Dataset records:

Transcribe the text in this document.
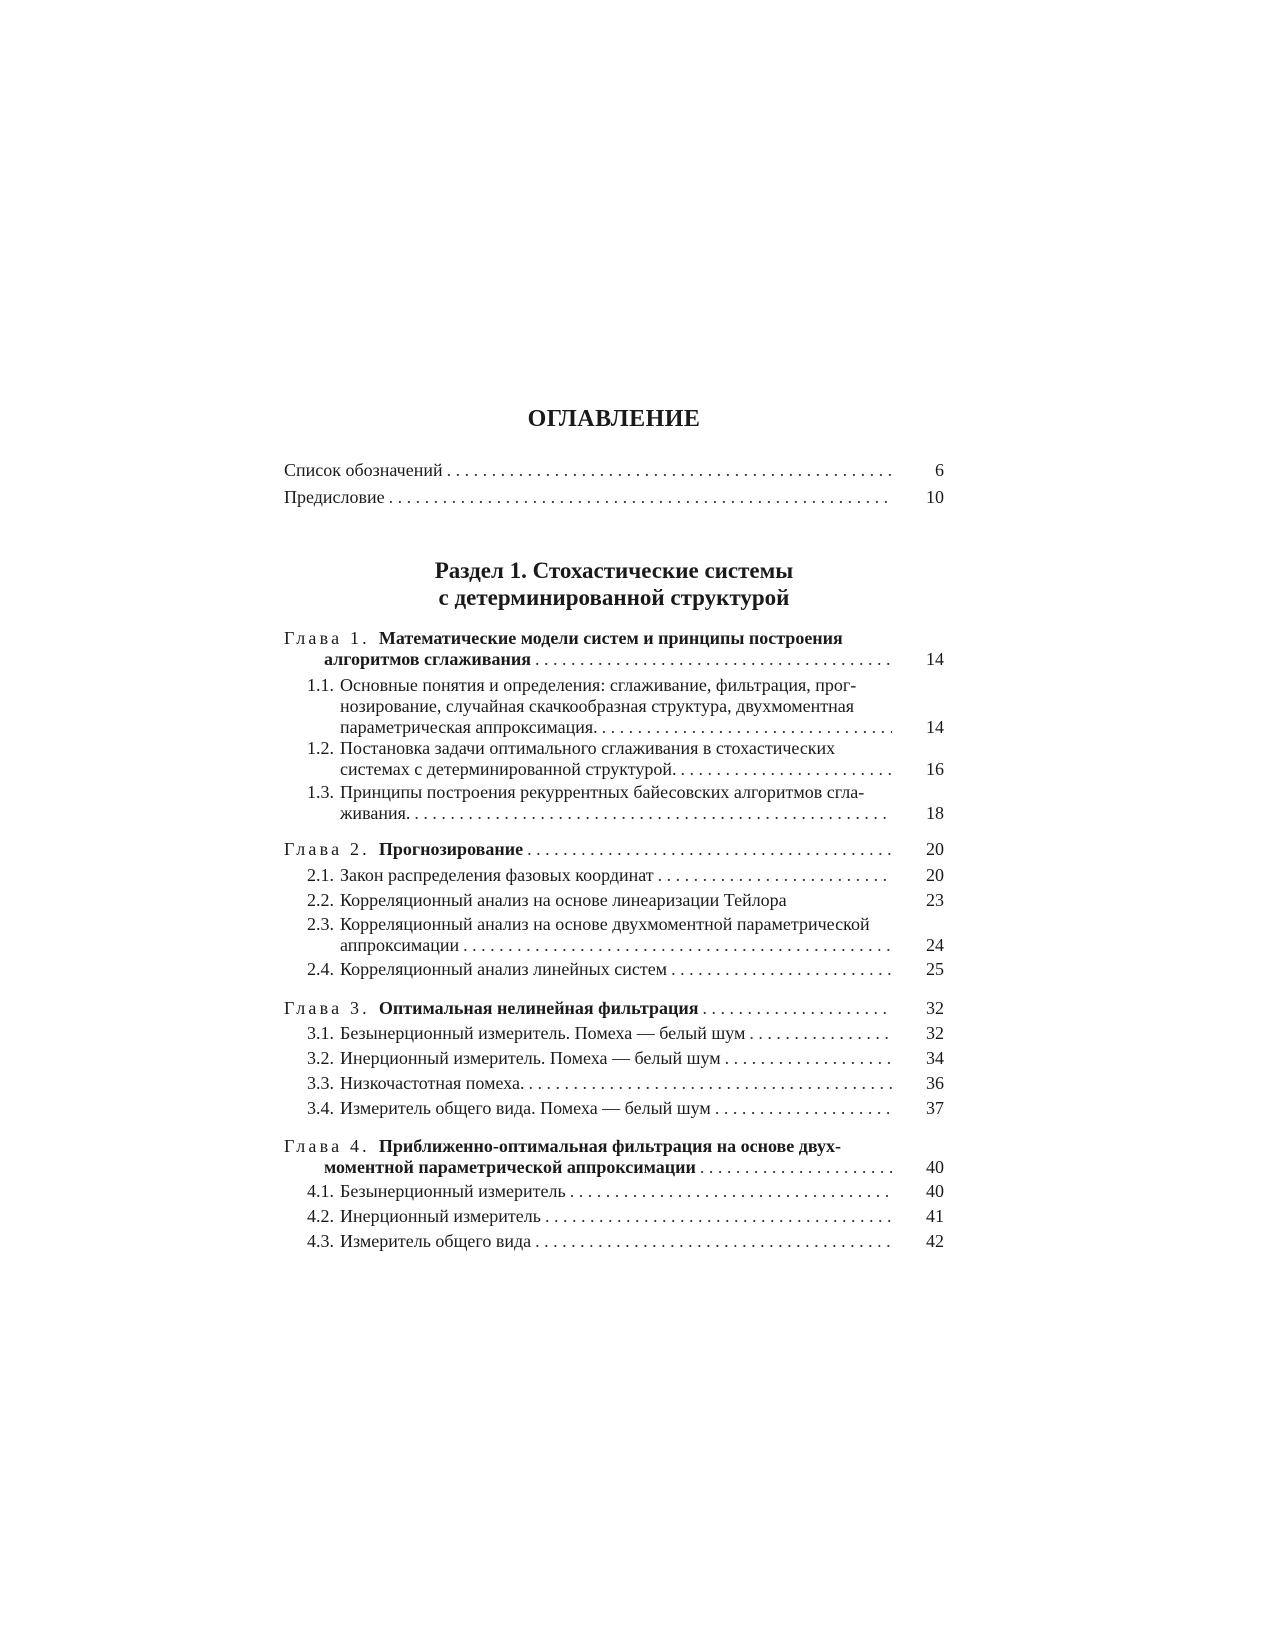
ОГЛАВЛЕНИЕ
Список обозначений . . .	6
Предисловие . . .	10
Раздел 1. Стохастические системы
с детерминированной структурой
Глава 1. Математические модели систем и принципы построения
алгоритмов сглаживания . . .	14
1.1. Основные понятия и определения: сглаживание, фильтрация, прог-
нозирование, случайная скачкообразная структура, двухмоментная
параметрическая аппроксимация. . . .	14
1.2. Постановка задачи оптимального сглаживания в стохастических
системах с детерминированной структурой. . . .	16
1.3. Принципы построения рекуррентных байесовских алгоритмов сгла-
живания. . . .	18
Глава 2. Прогнозирование . . .	20
2.1. Закон распределения фазовых координат . . .	20
2.2. Корреляционный анализ на основе линеаризации Тейлора	23
2.3. Корреляционный анализ на основе двухмоментной параметрической
аппроксимации . . .	24
2.4. Корреляционный анализ линейных систем . . .	25
Глава 3. Оптимальная нелинейная фильтрация . . .	32
3.1. Безынерционный измеритель. Помеха — белый шум . . .	32
3.2. Инерционный измеритель. Помеха — белый шум . . .	34
3.3. Низкочастотная помеха. . . .	36
3.4. Измеритель общего вида. Помеха — белый шум . . .	37
Глава 4. Приближенно-оптимальная фильтрация на основе двух-
моментной параметрической аппроксимации . . .	40
4.1. Безынерционный измеритель . . .	40
4.2. Инерционный измеритель . . .	41
4.3. Измеритель общего вида . . .	42
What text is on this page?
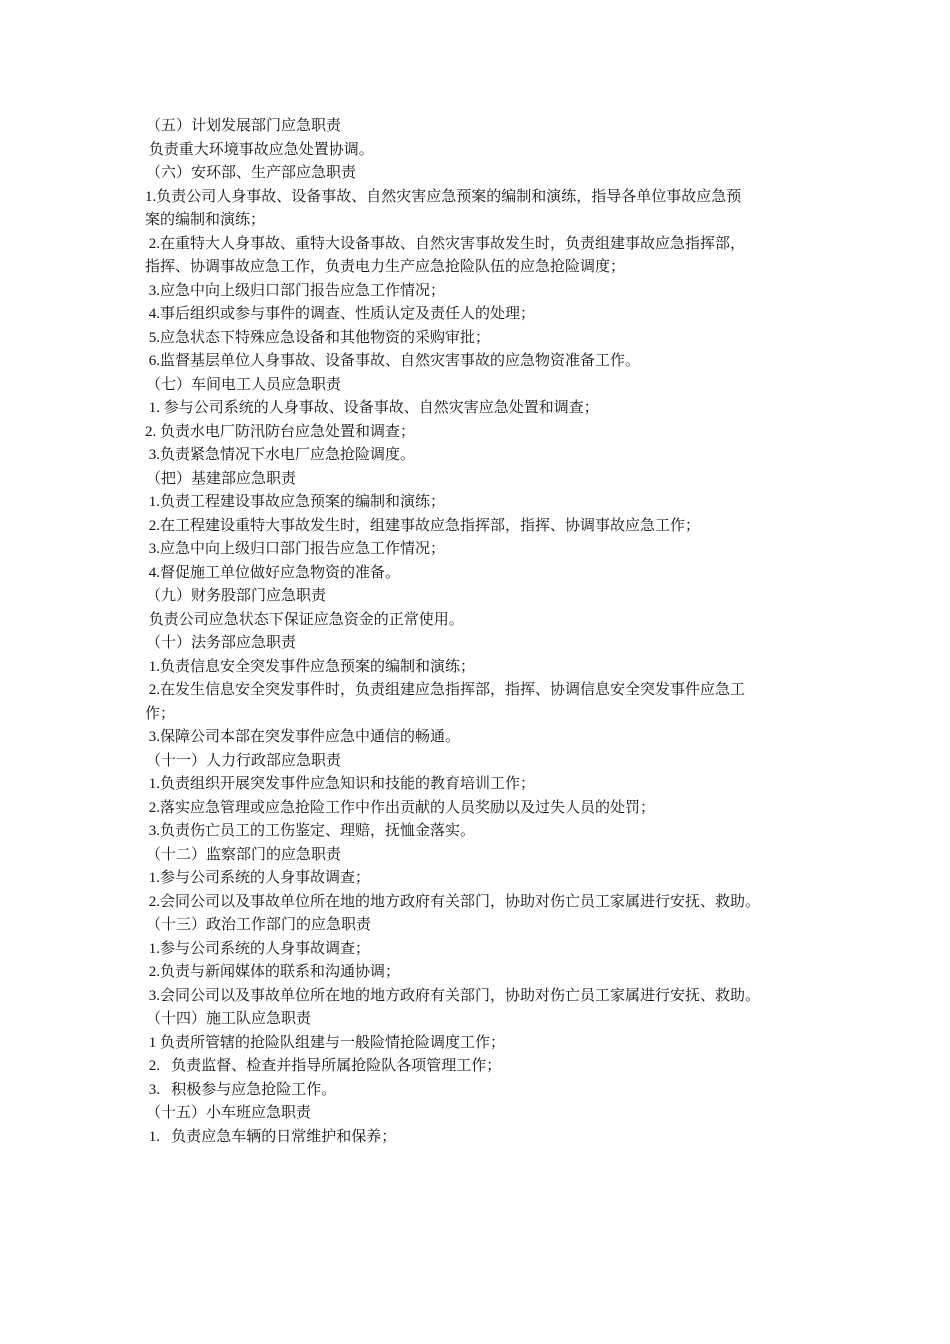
（五）计划发展部门应急职责
负责重大环境事故应急处置协调。
（六）安环部、生产部应急职责
1.负责公司人身事故、设备事故、自然灾害应急预案的编制和演练，指导各单位事故应急预
案的编制和演练；
2.在重特大人身事故、重特大设备事故、自然灾害事故发生时，负责组建事故应急指挥部，
指挥、协调事故应急工作，负责电力生产应急抢险队伍的应急抢险调度；
3.应急中向上级归口部门报告应急工作情况；
4.事后组织或参与事件的调查、性质认定及责任人的处理；
5.应急状态下特殊应急设备和其他物资的采购审批；
6.监督基层单位人身事故、设备事故、自然灾害事故的应急物资准备工作。
（七）车间电工人员应急职责
1. 参与公司系统的人身事故、设备事故、自然灾害应急处置和调查；
2. 负责水电厂防汛防台应急处置和调查；
3.负责紧急情况下水电厂应急抢险调度。
（把）基建部应急职责
1.负责工程建设事故应急预案的编制和演练；
2.在工程建设重特大事故发生时，组建事故应急指挥部，指挥、协调事故应急工作；
3.应急中向上级归口部门报告应急工作情况；
4.督促施工单位做好应急物资的准备。
（九）财务股部门应急职责
负责公司应急状态下保证应急资金的正常使用。
（十）法务部应急职责
1.负责信息安全突发事件应急预案的编制和演练；
2.在发生信息安全突发事件时，负责组建应急指挥部，指挥、协调信息安全突发事件应急工
作；
3.保障公司本部在突发事件应急中通信的畅通。
（十一）人力行政部应急职责
1.负责组织开展突发事件应急知识和技能的教育培训工作；
2.落实应急管理或应急抢险工作中作出贡献的人员奖励以及过失人员的处罚；
3.负责伤亡员工的工伤鉴定、理赔，抚恤金落实。
（十二）监察部门的应急职责
1.参与公司系统的人身事故调查；
2.会同公司以及事故单位所在地的地方政府有关部门，协助对伤亡员工家属进行安抚、救助。
（十三）政治工作部门的应急职责
1.参与公司系统的人身事故调查；
2.负责与新闻媒体的联系和沟通协调；
3.会同公司以及事故单位所在地的地方政府有关部门，协助对伤亡员工家属进行安抚、救助。
（十四）施工队应急职责
1 负责所管辖的抢险队组建与一般险情抢险调度工作；
2.   负责监督、检查并指导所属抢险队各项管理工作；
3.   积极参与应急抢险工作。
（十五）小车班应急职责
1.   负责应急车辆的日常维护和保养；
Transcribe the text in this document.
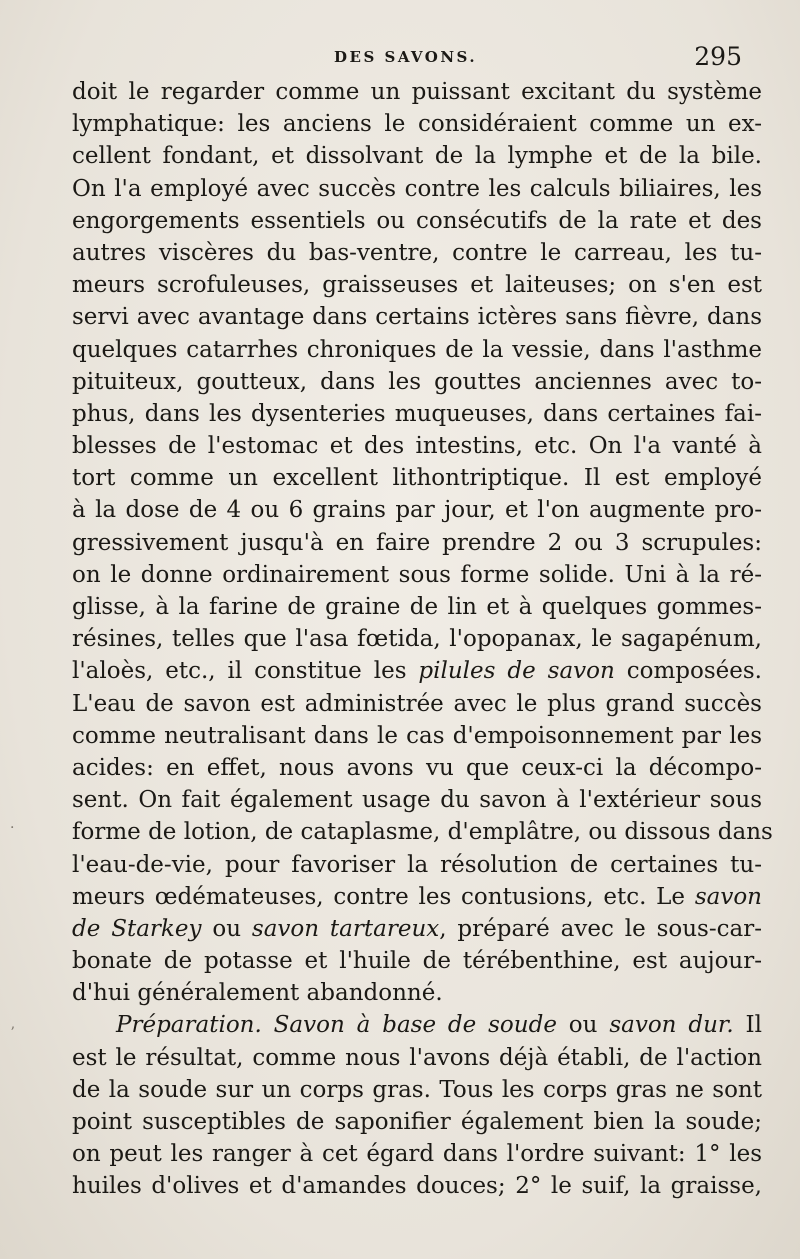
DES SAVONS.	295
doit le regarder comme un puissant excitant du système
lymphatique: les anciens le considéraient comme un ex-
cellent fondant, et dissolvant de la lymphe et de la bile.
On l'a employé avec succès contre les calculs biliaires, les
engorgements essentiels ou consécutifs de la rate et des
autres viscères du bas-ventre, contre le carreau, les tu-
meurs scrofuleuses, graisseuses et laiteuses; on s'en est
servi avec avantage dans certains ictères sans fièvre, dans
quelques catarrhes chroniques de la vessie, dans l'asthme
pituiteux, goutteux, dans les gouttes anciennes avec to-
phus, dans les dysenteries muqueuses, dans certaines fai-
blesses de l'estomac et des intestins, etc. On l'a vanté à
tort comme un excellent lithontriptique. Il est employé
à la dose de 4 ou 6 grains par jour, et l'on augmente pro-
gressivement jusqu'à en faire prendre 2 ou 3 scrupules:
on le donne ordinairement sous forme solide. Uni à la ré-
glisse, à la farine de graine de lin et à quelques gommes-
résines, telles que l'asa fœtida, l'opopanax, le sagapénum,
l'aloès, etc., il constitue les pilules de savon composées.
L'eau de savon est administrée avec le plus grand succès
comme neutralisant dans le cas d'empoisonnement par les
acides: en effet, nous avons vu que ceux-ci la décompo-
sent. On fait également usage du savon à l'extérieur sous
forme de lotion, de cataplasme, d'emplâtre, ou dissous dans
l'eau-de-vie, pour favoriser la résolution de certaines tu-
meurs œdémateuses, contre les contusions, etc. Le savon
de Starkey ou savon tartareux, préparé avec le sous-car-
bonate de potasse et l'huile de térébenthine, est aujour-
d'hui généralement abandonné.
Préparation. Savon à base de soude ou savon dur. Il
est le résultat, comme nous l'avons déjà établi, de l'action
de la soude sur un corps gras. Tous les corps gras ne sont
point susceptibles de saponifier également bien la soude;
on peut les ranger à cet égard dans l'ordre suivant: 1° les
huiles d'olives et d'amandes douces; 2° le suif, la graisse,
ʼ
·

What is expected: Repeat the listing in full and exactly. Leave any pictures out.

Exercise result:
Transcribe the text in this document.
ОГЛАВЛЕНИЕ
Список обозначений . . .	6
Предисловие . . .	10
Раздел 1. Стохастические системы
с детерминированной структурой
Глава 1. Математические модели систем и принципы построения
алгоритмов сглаживания . . .	14
1.1. Основные понятия и определения: сглаживание, фильтрация, прог-
нозирование, случайная скачкообразная структура, двухмоментная
параметрическая аппроксимация. . . .	14
1.2. Постановка задачи оптимального сглаживания в стохастических
системах с детерминированной структурой. . . .	16
1.3. Принципы построения рекуррентных байесовских алгоритмов сгла-
живания. . . .	18
Глава 2. Прогнозирование . . .	20
2.1. Закон распределения фазовых координат . . .	20
2.2. Корреляционный анализ на основе линеаризации Тейлора	23
2.3. Корреляционный анализ на основе двухмоментной параметрической
аппроксимации . . .	24
2.4. Корреляционный анализ линейных систем . . .	25
Глава 3. Оптимальная нелинейная фильтрация . . .	32
3.1. Безынерционный измеритель. Помеха — белый шум . . .	32
3.2. Инерционный измеритель. Помеха — белый шум . . .	34
3.3. Низкочастотная помеха. . . .	36
3.4. Измеритель общего вида. Помеха — белый шум . . .	37
Глава 4. Приближенно-оптимальная фильтрация на основе двух-
моментной параметрической аппроксимации . . .	40
4.1. Безынерционный измеритель . . .	40
4.2. Инерционный измеритель . . .	41
4.3. Измеритель общего вида . . .	42
What text is on this page?
（五）计划发展部门应急职责
负责重大环境事故应急处置协调。
（六）安环部、生产部应急职责
1.负责公司人身事故、设备事故、自然灾害应急预案的编制和演练，指导各单位事故应急预
案的编制和演练；
2.在重特大人身事故、重特大设备事故、自然灾害事故发生时，负责组建事故应急指挥部，
指挥、协调事故应急工作，负责电力生产应急抢险队伍的应急抢险调度；
3.应急中向上级归口部门报告应急工作情况；
4.事后组织或参与事件的调查、性质认定及责任人的处理；
5.应急状态下特殊应急设备和其他物资的采购审批；
6.监督基层单位人身事故、设备事故、自然灾害事故的应急物资准备工作。
（七）车间电工人员应急职责
1. 参与公司系统的人身事故、设备事故、自然灾害应急处置和调查；
2. 负责水电厂防汛防台应急处置和调查；
3.负责紧急情况下水电厂应急抢险调度。
（把）基建部应急职责
1.负责工程建设事故应急预案的编制和演练；
2.在工程建设重特大事故发生时，组建事故应急指挥部，指挥、协调事故应急工作；
3.应急中向上级归口部门报告应急工作情况；
4.督促施工单位做好应急物资的准备。
（九）财务股部门应急职责
负责公司应急状态下保证应急资金的正常使用。
（十）法务部应急职责
1.负责信息安全突发事件应急预案的编制和演练；
2.在发生信息安全突发事件时，负责组建应急指挥部，指挥、协调信息安全突发事件应急工
作；
3.保障公司本部在突发事件应急中通信的畅通。
（十一）人力行政部应急职责
1.负责组织开展突发事件应急知识和技能的教育培训工作；
2.落实应急管理或应急抢险工作中作出贡献的人员奖励以及过失人员的处罚；
3.负责伤亡员工的工伤鉴定、理赔，抚恤金落实。
（十二）监察部门的应急职责
1.参与公司系统的人身事故调查；
2.会同公司以及事故单位所在地的地方政府有关部门，协助对伤亡员工家属进行安抚、救助。
（十三）政治工作部门的应急职责
1.参与公司系统的人身事故调查；
2.负责与新闻媒体的联系和沟通协调；
3.会同公司以及事故单位所在地的地方政府有关部门，协助对伤亡员工家属进行安抚、救助。
（十四）施工队应急职责
1 负责所管辖的抢险队组建与一般险情抢险调度工作；
2.   负责监督、检查并指导所属抢险队各项管理工作；
3.   积极参与应急抢险工作。
（十五）小车班应急职责
1.   负责应急车辆的日常维护和保养；
Transcribe the text in this document.
DES SAVONS.	295
doit le regarder comme un puissant excitant du système
lymphatique: les anciens le considéraient comme un ex-
cellent fondant, et dissolvant de la lymphe et de la bile.
On l'a employé avec succès contre les calculs biliaires, les
engorgements essentiels ou consécutifs de la rate et des
autres viscères du bas-ventre, contre le carreau, les tu-
meurs scrofuleuses, graisseuses et laiteuses; on s'en est
servi avec avantage dans certains ictères sans fièvre, dans
quelques catarrhes chroniques de la vessie, dans l'asthme
pituiteux, goutteux, dans les gouttes anciennes avec to-
phus, dans les dysenteries muqueuses, dans certaines fai-
blesses de l'estomac et des intestins, etc. On l'a vanté à
tort comme un excellent lithontriptique. Il est employé
à la dose de 4 ou 6 grains par jour, et l'on augmente pro-
gressivement jusqu'à en faire prendre 2 ou 3 scrupules:
on le donne ordinairement sous forme solide. Uni à la ré-
glisse, à la farine de graine de lin et à quelques gommes-
résines, telles que l'asa fœtida, l'opopanax, le sagapénum,
l'aloès, etc., il constitue les pilules de savon composées.
L'eau de savon est administrée avec le plus grand succès
comme neutralisant dans le cas d'empoisonnement par les
acides: en effet, nous avons vu que ceux-ci la décompo-
sent. On fait également usage du savon à l'extérieur sous
forme de lotion, de cataplasme, d'emplâtre, ou dissous dans
l'eau-de-vie, pour favoriser la résolution de certaines tu-
meurs œdémateuses, contre les contusions, etc. Le savon
de Starkey ou savon tartareux, préparé avec le sous-car-
bonate de potasse et l'huile de térébenthine, est aujour-
d'hui généralement abandonné.
Préparation. Savon à base de soude ou savon dur. Il
est le résultat, comme nous l'avons déjà établi, de l'action
de la soude sur un corps gras. Tous les corps gras ne sont
point susceptibles de saponifier également bien la soude;
on peut les ranger à cet égard dans l'ordre suivant: 1° les
huiles d'olives et d'amandes douces; 2° le suif, la graisse,
ʼ
·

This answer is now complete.